> **TASK**
Quote the whole listing verbatim.

> **DATA SECTION**
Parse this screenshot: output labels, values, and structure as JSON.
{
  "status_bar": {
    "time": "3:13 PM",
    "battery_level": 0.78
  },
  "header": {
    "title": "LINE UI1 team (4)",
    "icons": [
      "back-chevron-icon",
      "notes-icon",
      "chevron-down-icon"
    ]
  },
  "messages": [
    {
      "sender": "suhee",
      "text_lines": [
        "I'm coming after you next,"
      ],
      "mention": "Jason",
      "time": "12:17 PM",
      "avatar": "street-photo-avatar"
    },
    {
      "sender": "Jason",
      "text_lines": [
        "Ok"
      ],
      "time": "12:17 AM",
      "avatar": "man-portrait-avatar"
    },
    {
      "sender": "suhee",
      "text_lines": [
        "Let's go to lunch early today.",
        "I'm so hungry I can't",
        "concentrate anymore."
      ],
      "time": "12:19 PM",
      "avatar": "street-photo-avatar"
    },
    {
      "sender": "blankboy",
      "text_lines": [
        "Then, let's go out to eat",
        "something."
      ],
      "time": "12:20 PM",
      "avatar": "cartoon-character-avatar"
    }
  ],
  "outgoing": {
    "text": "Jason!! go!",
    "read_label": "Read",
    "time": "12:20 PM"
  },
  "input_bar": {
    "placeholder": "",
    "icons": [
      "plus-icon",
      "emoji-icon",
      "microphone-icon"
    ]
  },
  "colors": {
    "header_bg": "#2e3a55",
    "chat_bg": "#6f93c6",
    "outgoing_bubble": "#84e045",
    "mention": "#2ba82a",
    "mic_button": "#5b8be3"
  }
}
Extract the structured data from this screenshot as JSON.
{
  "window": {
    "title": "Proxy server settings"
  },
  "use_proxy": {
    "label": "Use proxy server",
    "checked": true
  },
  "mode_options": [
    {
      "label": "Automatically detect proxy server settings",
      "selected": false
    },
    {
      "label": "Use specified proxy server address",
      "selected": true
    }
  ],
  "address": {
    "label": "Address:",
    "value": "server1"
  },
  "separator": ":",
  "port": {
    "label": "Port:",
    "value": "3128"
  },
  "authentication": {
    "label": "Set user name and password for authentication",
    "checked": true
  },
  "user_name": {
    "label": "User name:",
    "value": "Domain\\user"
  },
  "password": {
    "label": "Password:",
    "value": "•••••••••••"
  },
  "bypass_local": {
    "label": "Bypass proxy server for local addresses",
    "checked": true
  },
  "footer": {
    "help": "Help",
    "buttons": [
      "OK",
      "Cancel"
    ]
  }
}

> **PROBLEM SOLUTION**
Parse this screenshot: output labels, values, and structure as JSON.
{
  "status_bar": {
    "time": "3:13 PM",
    "battery_level": 0.78
  },
  "header": {
    "title": "LINE UI1 team (4)",
    "icons": [
      "back-chevron-icon",
      "notes-icon",
      "chevron-down-icon"
    ]
  },
  "messages": [
    {
      "sender": "suhee",
      "text_lines": [
        "I'm coming after you next,"
      ],
      "mention": "Jason",
      "time": "12:17 PM",
      "avatar": "street-photo-avatar"
    },
    {
      "sender": "Jason",
      "text_lines": [
        "Ok"
      ],
      "time": "12:17 AM",
      "avatar": "man-portrait-avatar"
    },
    {
      "sender": "suhee",
      "text_lines": [
        "Let's go to lunch early today.",
        "I'm so hungry I can't",
        "concentrate anymore."
      ],
      "time": "12:19 PM",
      "avatar": "street-photo-avatar"
    },
    {
      "sender": "blankboy",
      "text_lines": [
        "Then, let's go out to eat",
        "something."
      ],
      "time": "12:20 PM",
      "avatar": "cartoon-character-avatar"
    }
  ],
  "outgoing": {
    "text": "Jason!! go!",
    "read_label": "Read",
    "time": "12:20 PM"
  },
  "input_bar": {
    "placeholder": "",
    "icons": [
      "plus-icon",
      "emoji-icon",
      "microphone-icon"
    ]
  },
  "colors": {
    "header_bg": "#2e3a55",
    "chat_bg": "#6f93c6",
    "outgoing_bubble": "#84e045",
    "mention": "#2ba82a",
    "mic_button": "#5b8be3"
  }
}
Extract the structured data from this screenshot as JSON.
{
  "window": {
    "title": "Proxy server settings"
  },
  "use_proxy": {
    "label": "Use proxy server",
    "checked": true
  },
  "mode_options": [
    {
      "label": "Automatically detect proxy server settings",
      "selected": false
    },
    {
      "label": "Use specified proxy server address",
      "selected": true
    }
  ],
  "address": {
    "label": "Address:",
    "value": "server1"
  },
  "separator": ":",
  "port": {
    "label": "Port:",
    "value": "3128"
  },
  "authentication": {
    "label": "Set user name and password for authentication",
    "checked": true
  },
  "user_name": {
    "label": "User name:",
    "value": "Domain\\user"
  },
  "password": {
    "label": "Password:",
    "value": "•••••••••••"
  },
  "bypass_local": {
    "label": "Bypass proxy server for local addresses",
    "checked": true
  },
  "footer": {
    "help": "Help",
    "buttons": [
      "OK",
      "Cancel"
    ]
  }
}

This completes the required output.